Requirements: Report back each line of the records that contains the string "Click".

Data provided:
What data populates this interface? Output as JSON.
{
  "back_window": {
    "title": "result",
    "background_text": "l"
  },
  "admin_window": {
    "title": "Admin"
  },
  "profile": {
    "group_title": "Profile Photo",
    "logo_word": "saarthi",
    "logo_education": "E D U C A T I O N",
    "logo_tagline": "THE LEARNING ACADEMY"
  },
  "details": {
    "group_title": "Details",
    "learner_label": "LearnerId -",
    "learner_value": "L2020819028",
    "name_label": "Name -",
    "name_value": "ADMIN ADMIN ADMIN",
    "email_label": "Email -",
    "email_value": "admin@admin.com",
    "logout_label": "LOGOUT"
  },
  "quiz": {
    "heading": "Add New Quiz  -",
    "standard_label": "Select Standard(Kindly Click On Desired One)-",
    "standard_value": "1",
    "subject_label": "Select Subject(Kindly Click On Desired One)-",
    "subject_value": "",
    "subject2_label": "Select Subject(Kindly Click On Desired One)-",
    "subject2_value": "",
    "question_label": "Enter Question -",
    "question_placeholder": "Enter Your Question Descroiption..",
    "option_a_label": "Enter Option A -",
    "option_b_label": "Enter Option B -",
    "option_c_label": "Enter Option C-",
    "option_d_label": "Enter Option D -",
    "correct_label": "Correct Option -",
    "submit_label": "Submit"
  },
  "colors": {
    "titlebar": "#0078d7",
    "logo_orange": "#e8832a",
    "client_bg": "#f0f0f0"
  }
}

Complete response:
    "standard_label": "Select Standard(Kindly Click On Desired One)-",
    "subject_label": "Select Subject(Kindly Click On Desired One)-",
    "subject2_label": "Select Subject(Kindly Click On Desired One)-",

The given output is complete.